__AIM OF THE TASK__
Show each line from the listing that includes the word "ezetimibe".

--

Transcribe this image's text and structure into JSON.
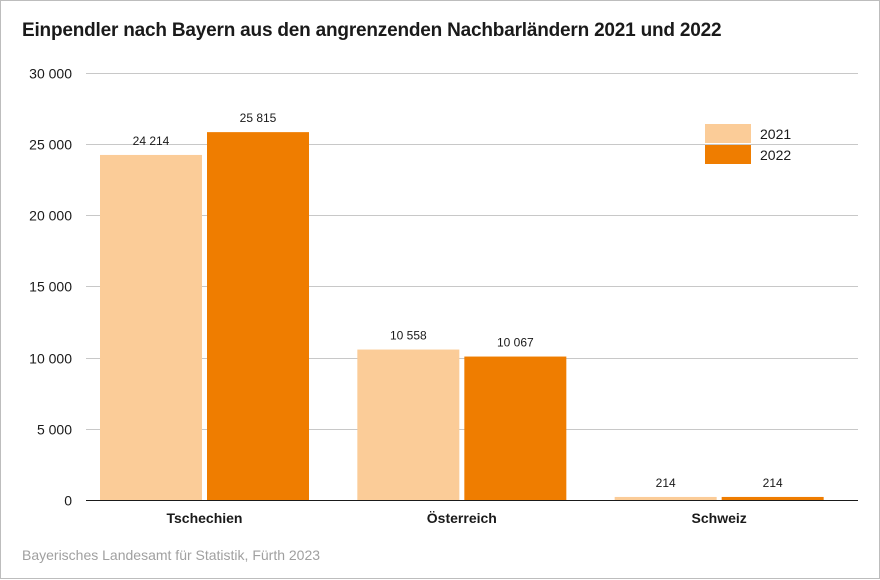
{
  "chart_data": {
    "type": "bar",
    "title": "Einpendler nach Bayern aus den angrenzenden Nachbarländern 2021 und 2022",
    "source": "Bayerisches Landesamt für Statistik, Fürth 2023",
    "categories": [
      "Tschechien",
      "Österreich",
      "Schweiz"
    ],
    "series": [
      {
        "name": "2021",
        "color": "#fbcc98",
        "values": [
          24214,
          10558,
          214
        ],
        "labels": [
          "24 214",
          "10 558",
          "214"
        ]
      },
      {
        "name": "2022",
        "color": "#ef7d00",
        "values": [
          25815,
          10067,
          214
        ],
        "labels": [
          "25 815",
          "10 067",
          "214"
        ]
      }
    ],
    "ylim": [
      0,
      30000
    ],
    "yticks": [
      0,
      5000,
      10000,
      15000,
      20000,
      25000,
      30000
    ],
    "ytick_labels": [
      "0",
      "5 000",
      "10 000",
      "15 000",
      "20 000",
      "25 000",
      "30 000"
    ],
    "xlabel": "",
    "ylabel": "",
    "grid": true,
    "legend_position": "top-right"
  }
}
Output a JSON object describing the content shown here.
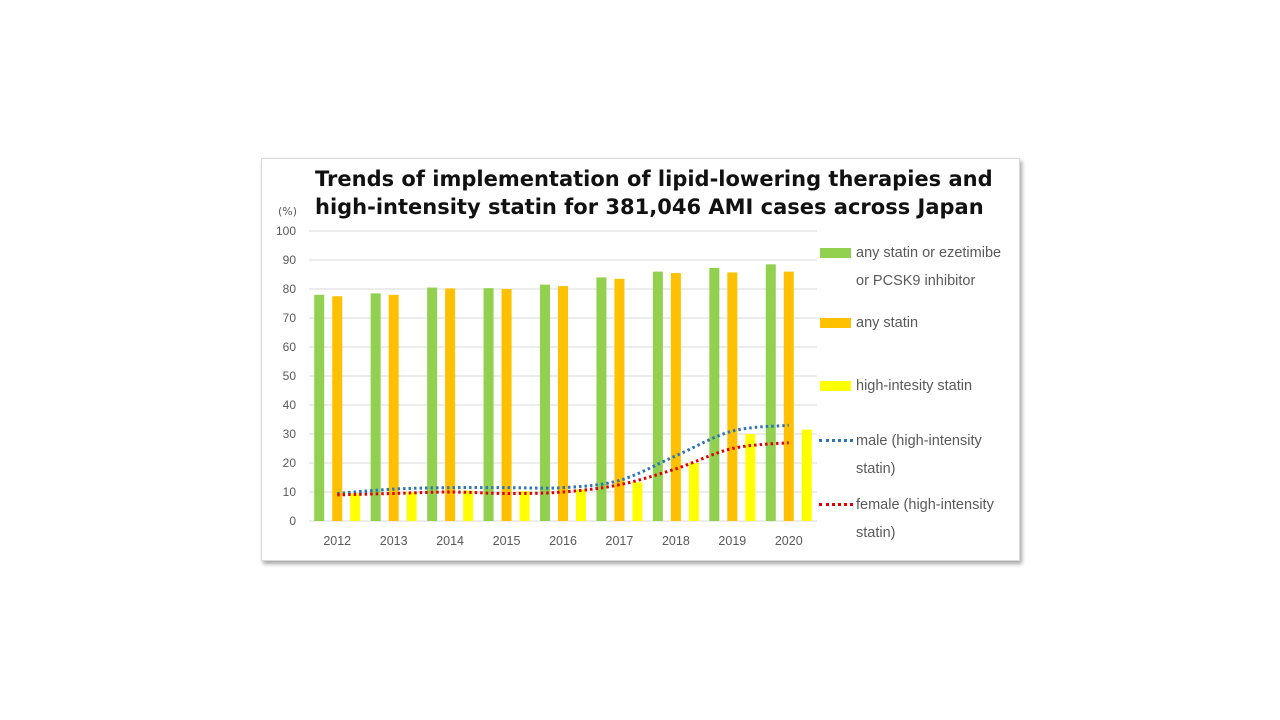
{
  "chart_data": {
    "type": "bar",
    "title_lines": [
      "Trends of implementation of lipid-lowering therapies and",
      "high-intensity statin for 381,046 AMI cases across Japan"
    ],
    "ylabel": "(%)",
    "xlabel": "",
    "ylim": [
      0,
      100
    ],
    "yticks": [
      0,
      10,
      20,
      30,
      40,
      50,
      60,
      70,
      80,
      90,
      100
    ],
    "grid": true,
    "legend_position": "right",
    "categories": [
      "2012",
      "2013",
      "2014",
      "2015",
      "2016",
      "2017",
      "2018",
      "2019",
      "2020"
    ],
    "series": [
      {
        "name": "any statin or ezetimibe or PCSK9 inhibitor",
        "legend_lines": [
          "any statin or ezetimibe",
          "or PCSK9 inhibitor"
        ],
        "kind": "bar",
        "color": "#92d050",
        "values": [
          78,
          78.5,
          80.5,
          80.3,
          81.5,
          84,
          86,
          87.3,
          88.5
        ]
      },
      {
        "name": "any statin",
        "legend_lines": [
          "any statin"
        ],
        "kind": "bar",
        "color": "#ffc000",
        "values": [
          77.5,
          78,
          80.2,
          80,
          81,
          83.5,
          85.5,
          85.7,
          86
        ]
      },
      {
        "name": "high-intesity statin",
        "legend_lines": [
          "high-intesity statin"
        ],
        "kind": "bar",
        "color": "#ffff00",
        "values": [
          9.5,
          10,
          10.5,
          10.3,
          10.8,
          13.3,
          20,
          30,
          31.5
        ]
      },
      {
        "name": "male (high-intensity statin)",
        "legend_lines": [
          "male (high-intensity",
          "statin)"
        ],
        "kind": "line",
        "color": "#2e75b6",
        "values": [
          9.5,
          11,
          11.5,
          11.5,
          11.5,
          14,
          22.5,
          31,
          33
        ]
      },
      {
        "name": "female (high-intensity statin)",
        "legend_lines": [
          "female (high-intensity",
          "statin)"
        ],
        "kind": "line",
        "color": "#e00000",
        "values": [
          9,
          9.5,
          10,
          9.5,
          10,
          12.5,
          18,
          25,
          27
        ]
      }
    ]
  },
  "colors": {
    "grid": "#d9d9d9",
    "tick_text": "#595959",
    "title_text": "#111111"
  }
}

--

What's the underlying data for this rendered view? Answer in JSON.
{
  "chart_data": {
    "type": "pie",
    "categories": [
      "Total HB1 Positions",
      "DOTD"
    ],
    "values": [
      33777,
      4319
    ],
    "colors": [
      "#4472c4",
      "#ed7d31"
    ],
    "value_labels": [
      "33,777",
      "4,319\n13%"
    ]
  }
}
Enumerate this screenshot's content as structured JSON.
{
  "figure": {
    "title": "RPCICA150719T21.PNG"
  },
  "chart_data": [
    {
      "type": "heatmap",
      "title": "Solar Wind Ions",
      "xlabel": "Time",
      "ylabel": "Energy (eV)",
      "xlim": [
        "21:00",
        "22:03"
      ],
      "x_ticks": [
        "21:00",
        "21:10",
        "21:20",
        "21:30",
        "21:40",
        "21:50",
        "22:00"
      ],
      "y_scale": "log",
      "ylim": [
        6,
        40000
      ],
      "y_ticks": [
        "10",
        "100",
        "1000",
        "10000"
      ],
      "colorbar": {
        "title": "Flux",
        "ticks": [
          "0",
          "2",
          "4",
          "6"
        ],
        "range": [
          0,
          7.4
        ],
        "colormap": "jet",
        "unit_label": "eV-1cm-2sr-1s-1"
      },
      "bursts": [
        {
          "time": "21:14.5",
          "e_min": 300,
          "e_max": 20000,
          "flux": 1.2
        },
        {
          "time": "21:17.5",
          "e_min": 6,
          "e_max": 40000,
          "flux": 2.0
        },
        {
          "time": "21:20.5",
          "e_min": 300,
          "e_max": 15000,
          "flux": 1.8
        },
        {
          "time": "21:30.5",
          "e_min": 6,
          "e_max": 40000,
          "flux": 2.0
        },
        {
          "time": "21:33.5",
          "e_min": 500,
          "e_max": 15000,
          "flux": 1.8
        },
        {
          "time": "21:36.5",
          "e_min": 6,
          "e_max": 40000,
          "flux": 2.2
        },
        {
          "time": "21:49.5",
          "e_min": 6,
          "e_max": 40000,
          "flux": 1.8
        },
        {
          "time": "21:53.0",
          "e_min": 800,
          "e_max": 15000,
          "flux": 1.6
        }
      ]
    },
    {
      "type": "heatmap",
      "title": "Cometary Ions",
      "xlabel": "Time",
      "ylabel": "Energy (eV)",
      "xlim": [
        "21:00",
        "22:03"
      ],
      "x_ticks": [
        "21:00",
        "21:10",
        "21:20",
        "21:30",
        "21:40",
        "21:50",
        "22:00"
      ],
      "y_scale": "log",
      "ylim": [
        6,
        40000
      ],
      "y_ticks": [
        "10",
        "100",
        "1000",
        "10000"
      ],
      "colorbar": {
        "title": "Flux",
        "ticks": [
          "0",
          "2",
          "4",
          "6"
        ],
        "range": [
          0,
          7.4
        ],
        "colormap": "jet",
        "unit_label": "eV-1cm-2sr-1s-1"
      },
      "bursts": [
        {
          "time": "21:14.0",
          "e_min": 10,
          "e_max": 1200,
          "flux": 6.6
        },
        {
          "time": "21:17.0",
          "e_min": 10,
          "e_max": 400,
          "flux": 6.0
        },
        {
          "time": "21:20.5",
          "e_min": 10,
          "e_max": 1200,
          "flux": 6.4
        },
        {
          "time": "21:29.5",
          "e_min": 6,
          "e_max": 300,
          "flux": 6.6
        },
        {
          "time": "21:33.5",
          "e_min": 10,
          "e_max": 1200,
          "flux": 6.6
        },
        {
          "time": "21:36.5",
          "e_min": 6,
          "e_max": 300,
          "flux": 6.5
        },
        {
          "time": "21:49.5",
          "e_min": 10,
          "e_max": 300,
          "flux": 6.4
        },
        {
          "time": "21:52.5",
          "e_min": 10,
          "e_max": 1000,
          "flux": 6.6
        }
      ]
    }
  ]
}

--

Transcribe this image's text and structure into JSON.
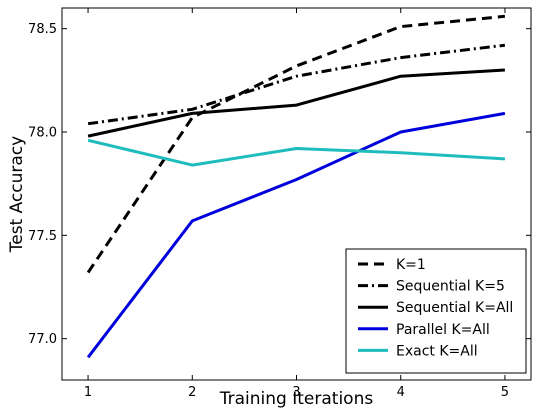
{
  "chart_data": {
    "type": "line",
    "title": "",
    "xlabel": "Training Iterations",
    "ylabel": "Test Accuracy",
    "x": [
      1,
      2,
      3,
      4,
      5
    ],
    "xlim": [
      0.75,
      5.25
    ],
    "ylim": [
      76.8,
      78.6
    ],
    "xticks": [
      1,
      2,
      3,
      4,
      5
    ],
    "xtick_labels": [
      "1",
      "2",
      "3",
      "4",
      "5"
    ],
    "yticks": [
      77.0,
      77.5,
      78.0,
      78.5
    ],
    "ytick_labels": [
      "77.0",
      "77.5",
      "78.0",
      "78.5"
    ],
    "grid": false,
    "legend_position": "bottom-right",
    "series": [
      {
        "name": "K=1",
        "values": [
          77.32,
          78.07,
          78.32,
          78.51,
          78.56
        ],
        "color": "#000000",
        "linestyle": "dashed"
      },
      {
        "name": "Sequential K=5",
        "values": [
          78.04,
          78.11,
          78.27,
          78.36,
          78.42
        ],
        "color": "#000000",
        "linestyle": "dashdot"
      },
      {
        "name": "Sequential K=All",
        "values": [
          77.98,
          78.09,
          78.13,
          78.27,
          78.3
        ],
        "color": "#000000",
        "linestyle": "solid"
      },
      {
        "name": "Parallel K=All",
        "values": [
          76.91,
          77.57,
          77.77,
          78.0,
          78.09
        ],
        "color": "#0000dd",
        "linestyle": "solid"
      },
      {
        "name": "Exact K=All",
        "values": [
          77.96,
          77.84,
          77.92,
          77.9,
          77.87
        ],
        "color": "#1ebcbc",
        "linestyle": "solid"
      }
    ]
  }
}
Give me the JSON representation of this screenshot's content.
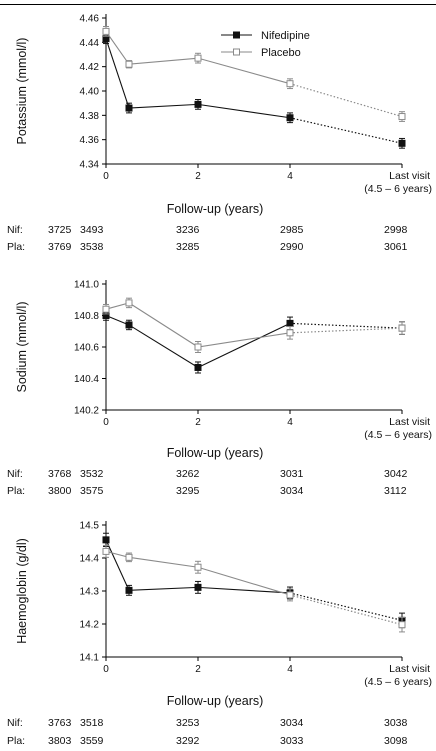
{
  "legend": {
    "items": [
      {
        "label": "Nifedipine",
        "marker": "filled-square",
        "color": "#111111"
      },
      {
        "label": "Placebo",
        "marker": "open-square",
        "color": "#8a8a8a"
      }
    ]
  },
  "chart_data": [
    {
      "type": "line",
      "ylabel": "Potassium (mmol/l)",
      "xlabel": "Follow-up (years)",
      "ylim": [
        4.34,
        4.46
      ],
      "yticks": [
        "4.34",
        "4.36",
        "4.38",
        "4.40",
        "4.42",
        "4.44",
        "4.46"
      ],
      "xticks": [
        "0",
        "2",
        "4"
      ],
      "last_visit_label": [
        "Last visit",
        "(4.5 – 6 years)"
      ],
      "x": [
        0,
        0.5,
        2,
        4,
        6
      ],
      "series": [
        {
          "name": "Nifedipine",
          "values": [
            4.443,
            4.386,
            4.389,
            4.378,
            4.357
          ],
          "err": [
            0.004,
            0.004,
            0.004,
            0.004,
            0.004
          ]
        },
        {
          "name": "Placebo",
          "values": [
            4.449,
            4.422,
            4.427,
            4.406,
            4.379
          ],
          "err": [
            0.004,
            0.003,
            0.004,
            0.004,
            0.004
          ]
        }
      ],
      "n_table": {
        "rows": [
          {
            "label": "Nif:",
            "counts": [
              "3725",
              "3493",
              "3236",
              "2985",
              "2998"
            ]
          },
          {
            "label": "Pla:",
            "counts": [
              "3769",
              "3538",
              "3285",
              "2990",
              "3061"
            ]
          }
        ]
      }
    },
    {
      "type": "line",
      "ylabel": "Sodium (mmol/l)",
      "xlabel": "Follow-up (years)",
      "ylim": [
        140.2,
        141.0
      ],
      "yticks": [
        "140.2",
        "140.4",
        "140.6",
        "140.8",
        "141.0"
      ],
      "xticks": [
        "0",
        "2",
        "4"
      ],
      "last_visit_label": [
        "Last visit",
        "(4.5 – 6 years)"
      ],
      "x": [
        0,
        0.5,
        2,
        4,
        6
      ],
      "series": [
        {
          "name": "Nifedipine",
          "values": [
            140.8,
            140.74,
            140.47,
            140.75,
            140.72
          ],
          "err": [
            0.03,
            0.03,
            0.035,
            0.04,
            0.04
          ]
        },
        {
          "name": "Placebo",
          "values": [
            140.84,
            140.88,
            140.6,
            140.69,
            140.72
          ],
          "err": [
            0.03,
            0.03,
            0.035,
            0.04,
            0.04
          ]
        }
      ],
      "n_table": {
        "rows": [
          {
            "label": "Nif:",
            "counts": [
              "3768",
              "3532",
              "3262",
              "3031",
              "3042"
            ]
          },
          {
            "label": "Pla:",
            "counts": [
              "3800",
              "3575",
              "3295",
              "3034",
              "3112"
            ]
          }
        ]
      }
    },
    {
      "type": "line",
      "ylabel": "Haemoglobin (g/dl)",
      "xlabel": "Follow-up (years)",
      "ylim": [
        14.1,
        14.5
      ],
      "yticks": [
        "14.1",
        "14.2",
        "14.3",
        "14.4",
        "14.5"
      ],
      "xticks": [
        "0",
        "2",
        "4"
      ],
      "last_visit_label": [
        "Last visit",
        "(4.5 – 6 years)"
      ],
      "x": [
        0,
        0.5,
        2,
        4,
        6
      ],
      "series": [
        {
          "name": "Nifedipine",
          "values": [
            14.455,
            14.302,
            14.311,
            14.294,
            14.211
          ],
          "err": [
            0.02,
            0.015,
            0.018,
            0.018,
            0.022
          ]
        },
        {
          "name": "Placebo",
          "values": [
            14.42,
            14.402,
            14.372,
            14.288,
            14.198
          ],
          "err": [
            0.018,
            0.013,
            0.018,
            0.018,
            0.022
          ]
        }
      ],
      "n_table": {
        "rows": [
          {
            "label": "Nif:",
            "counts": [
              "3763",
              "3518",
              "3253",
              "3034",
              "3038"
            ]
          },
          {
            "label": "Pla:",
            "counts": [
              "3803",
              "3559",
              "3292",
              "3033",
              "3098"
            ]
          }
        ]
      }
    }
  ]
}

--

__FULL SOLUTION__
        "name": "any statin or ezetimibe or PCSK9 inhibitor",
          "any statin or ezetimibe",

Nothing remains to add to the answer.